>>>>
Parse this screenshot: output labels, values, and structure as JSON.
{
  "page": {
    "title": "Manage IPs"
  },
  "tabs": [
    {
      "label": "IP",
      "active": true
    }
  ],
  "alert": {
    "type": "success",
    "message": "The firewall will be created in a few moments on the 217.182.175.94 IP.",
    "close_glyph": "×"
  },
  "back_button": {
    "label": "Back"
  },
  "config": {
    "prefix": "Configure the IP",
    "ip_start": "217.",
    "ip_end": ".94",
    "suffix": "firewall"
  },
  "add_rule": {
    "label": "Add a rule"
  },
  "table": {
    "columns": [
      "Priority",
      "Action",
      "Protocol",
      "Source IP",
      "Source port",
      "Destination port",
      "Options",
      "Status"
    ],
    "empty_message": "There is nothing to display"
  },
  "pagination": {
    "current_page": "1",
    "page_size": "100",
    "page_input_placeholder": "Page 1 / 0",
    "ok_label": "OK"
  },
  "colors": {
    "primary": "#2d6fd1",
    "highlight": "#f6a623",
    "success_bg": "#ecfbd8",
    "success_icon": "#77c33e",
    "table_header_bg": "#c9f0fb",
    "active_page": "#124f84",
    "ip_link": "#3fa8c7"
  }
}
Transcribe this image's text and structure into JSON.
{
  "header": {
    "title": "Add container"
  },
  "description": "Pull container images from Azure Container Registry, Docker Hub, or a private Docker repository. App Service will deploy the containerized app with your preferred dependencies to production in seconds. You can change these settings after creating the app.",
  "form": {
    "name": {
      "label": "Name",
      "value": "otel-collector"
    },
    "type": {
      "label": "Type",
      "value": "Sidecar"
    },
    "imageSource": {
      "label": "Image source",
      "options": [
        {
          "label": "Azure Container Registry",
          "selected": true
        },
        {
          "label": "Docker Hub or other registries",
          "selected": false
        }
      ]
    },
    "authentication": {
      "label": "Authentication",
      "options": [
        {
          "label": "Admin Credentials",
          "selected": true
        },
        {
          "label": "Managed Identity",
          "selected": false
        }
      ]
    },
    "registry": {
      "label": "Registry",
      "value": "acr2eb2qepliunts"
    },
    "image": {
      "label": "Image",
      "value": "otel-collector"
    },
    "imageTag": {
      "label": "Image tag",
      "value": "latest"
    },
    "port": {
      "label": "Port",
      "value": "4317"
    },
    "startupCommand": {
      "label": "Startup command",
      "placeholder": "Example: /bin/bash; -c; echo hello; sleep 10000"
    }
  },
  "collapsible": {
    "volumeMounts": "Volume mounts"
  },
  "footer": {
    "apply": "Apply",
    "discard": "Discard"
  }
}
<<<<
▶ _Written instruction_
Return all the data exactly as given.

▶ _Expected answer_
Parse this screenshot: output labels, values, and structure as JSON.
{
  "page": {
    "title": "Manage IPs"
  },
  "tabs": [
    {
      "label": "IP",
      "active": true
    }
  ],
  "alert": {
    "type": "success",
    "message": "The firewall will be created in a few moments on the 217.182.175.94 IP.",
    "close_glyph": "×"
  },
  "back_button": {
    "label": "Back"
  },
  "config": {
    "prefix": "Configure the IP",
    "ip_start": "217.",
    "ip_end": ".94",
    "suffix": "firewall"
  },
  "add_rule": {
    "label": "Add a rule"
  },
  "table": {
    "columns": [
      "Priority",
      "Action",
      "Protocol",
      "Source IP",
      "Source port",
      "Destination port",
      "Options",
      "Status"
    ],
    "empty_message": "There is nothing to display"
  },
  "pagination": {
    "current_page": "1",
    "page_size": "100",
    "page_input_placeholder": "Page 1 / 0",
    "ok_label": "OK"
  },
  "colors": {
    "primary": "#2d6fd1",
    "highlight": "#f6a623",
    "success_bg": "#ecfbd8",
    "success_icon": "#77c33e",
    "table_header_bg": "#c9f0fb",
    "active_page": "#124f84",
    "ip_link": "#3fa8c7"
  }
}
Transcribe this image's text and structure into JSON.
{
  "header": {
    "title": "Add container"
  },
  "description": "Pull container images from Azure Container Registry, Docker Hub, or a private Docker repository. App Service will deploy the containerized app with your preferred dependencies to production in seconds. You can change these settings after creating the app.",
  "form": {
    "name": {
      "label": "Name",
      "value": "otel-collector"
    },
    "type": {
      "label": "Type",
      "value": "Sidecar"
    },
    "imageSource": {
      "label": "Image source",
      "options": [
        {
          "label": "Azure Container Registry",
          "selected": true
        },
        {
          "label": "Docker Hub or other registries",
          "selected": false
        }
      ]
    },
    "authentication": {
      "label": "Authentication",
      "options": [
        {
          "label": "Admin Credentials",
          "selected": true
        },
        {
          "label": "Managed Identity",
          "selected": false
        }
      ]
    },
    "registry": {
      "label": "Registry",
      "value": "acr2eb2qepliunts"
    },
    "image": {
      "label": "Image",
      "value": "otel-collector"
    },
    "imageTag": {
      "label": "Image tag",
      "value": "latest"
    },
    "port": {
      "label": "Port",
      "value": "4317"
    },
    "startupCommand": {
      "label": "Startup command",
      "placeholder": "Example: /bin/bash; -c; echo hello; sleep 10000"
    }
  },
  "collapsible": {
    "volumeMounts": "Volume mounts"
  },
  "footer": {
    "apply": "Apply",
    "discard": "Discard"
  }
}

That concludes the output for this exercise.